:: Supplied records

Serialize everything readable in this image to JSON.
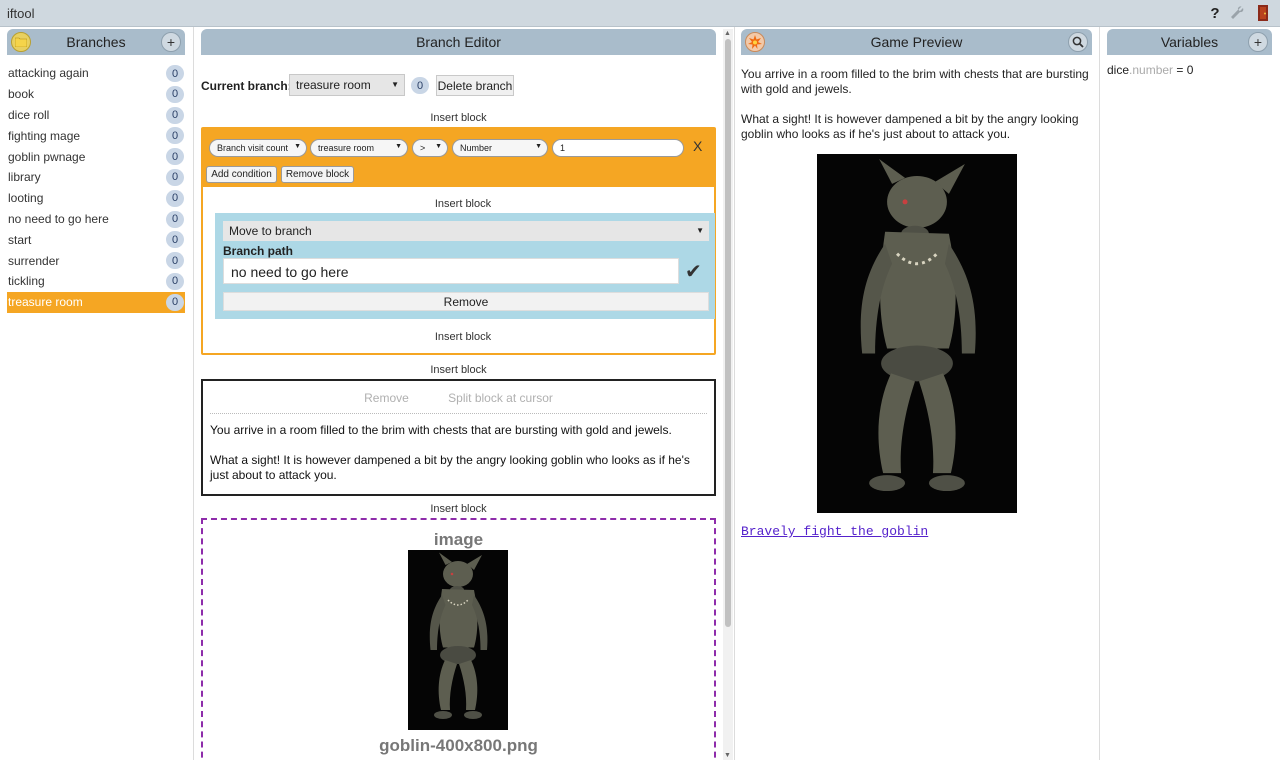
{
  "app": {
    "title": "iftool"
  },
  "topbar_icons": [
    "help-icon",
    "wrench-icon",
    "door-exit-icon"
  ],
  "branches": {
    "header": "Branches",
    "add_label": "+",
    "items": [
      {
        "name": "attacking again",
        "count": "0"
      },
      {
        "name": "book",
        "count": "0"
      },
      {
        "name": "dice roll",
        "count": "0"
      },
      {
        "name": "fighting mage",
        "count": "0"
      },
      {
        "name": "goblin pwnage",
        "count": "0"
      },
      {
        "name": "library",
        "count": "0"
      },
      {
        "name": "looting",
        "count": "0"
      },
      {
        "name": "no need to go here",
        "count": "0"
      },
      {
        "name": "start",
        "count": "0"
      },
      {
        "name": "surrender",
        "count": "0"
      },
      {
        "name": "tickling",
        "count": "0"
      },
      {
        "name": "treasure room",
        "count": "0",
        "selected": true
      }
    ]
  },
  "editor": {
    "header": "Branch Editor",
    "current_branch_label": "Current branch:",
    "current_branch_value": "treasure room",
    "current_branch_count": "0",
    "delete_label": "Delete branch",
    "insert_label": "Insert block",
    "condition": {
      "type": "Branch visit count",
      "branch": "treasure room",
      "operator": ">",
      "value_type": "Number",
      "value": "1",
      "close_label": "X",
      "add_condition_label": "Add condition",
      "remove_block_label": "Remove block"
    },
    "action": {
      "type": "Move to branch",
      "path_label": "Branch path",
      "path_value": "no need to go here",
      "check": "✔",
      "remove_label": "Remove"
    },
    "text_block": {
      "remove_label": "Remove",
      "split_label": "Split block at cursor",
      "para1": "You arrive in a room filled to the brim with chests that are bursting with gold and jewels.",
      "para2": "What a sight! It is however dampened a bit by the angry looking goblin who looks as if he's just about to attack you."
    },
    "image_block": {
      "title": "image",
      "filename": "goblin-400x800.png"
    }
  },
  "preview": {
    "header": "Game Preview",
    "para1": "You arrive in a room filled to the brim with chests that are bursting with gold and jewels.",
    "para2": "What a sight! It is however dampened a bit by the angry looking goblin who looks as if he's just about to attack you.",
    "choice": "Bravely fight the goblin"
  },
  "variables": {
    "header": "Variables",
    "add_label": "+",
    "items": [
      {
        "name": "dice",
        "type": ".number",
        "value": " = 0"
      }
    ]
  },
  "colors": {
    "accent": "#f5a623",
    "header": "#a9bccb",
    "action": "#add8e6",
    "image_border": "#8e2cab",
    "link": "#5522cc"
  }
}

::::

• Short exercise: Transcribe all entries above exactly. Drop the pictures.

• Solution to this problem:
Serialize everything readable in this image to JSON.
{
  "app": {
    "title": "iftool"
  },
  "topbar_icons": [
    "help-icon",
    "wrench-icon",
    "door-exit-icon"
  ],
  "branches": {
    "header": "Branches",
    "add_label": "+",
    "items": [
      {
        "name": "attacking again",
        "count": "0"
      },
      {
        "name": "book",
        "count": "0"
      },
      {
        "name": "dice roll",
        "count": "0"
      },
      {
        "name": "fighting mage",
        "count": "0"
      },
      {
        "name": "goblin pwnage",
        "count": "0"
      },
      {
        "name": "library",
        "count": "0"
      },
      {
        "name": "looting",
        "count": "0"
      },
      {
        "name": "no need to go here",
        "count": "0"
      },
      {
        "name": "start",
        "count": "0"
      },
      {
        "name": "surrender",
        "count": "0"
      },
      {
        "name": "tickling",
        "count": "0"
      },
      {
        "name": "treasure room",
        "count": "0",
        "selected": true
      }
    ]
  },
  "editor": {
    "header": "Branch Editor",
    "current_branch_label": "Current branch:",
    "current_branch_value": "treasure room",
    "current_branch_count": "0",
    "delete_label": "Delete branch",
    "insert_label": "Insert block",
    "condition": {
      "type": "Branch visit count",
      "branch": "treasure room",
      "operator": ">",
      "value_type": "Number",
      "value": "1",
      "close_label": "X",
      "add_condition_label": "Add condition",
      "remove_block_label": "Remove block"
    },
    "action": {
      "type": "Move to branch",
      "path_label": "Branch path",
      "path_value": "no need to go here",
      "check": "✔",
      "remove_label": "Remove"
    },
    "text_block": {
      "remove_label": "Remove",
      "split_label": "Split block at cursor",
      "para1": "You arrive in a room filled to the brim with chests that are bursting with gold and jewels.",
      "para2": "What a sight! It is however dampened a bit by the angry looking goblin who looks as if he's just about to attack you."
    },
    "image_block": {
      "title": "image",
      "filename": "goblin-400x800.png"
    }
  },
  "preview": {
    "header": "Game Preview",
    "para1": "You arrive in a room filled to the brim with chests that are bursting with gold and jewels.",
    "para2": "What a sight! It is however dampened a bit by the angry looking goblin who looks as if he's just about to attack you.",
    "choice": "Bravely fight the goblin"
  },
  "variables": {
    "header": "Variables",
    "add_label": "+",
    "items": [
      {
        "name": "dice",
        "type": ".number",
        "value": " = 0"
      }
    ]
  },
  "colors": {
    "accent": "#f5a623",
    "header": "#a9bccb",
    "action": "#add8e6",
    "image_border": "#8e2cab",
    "link": "#5522cc"
  }
}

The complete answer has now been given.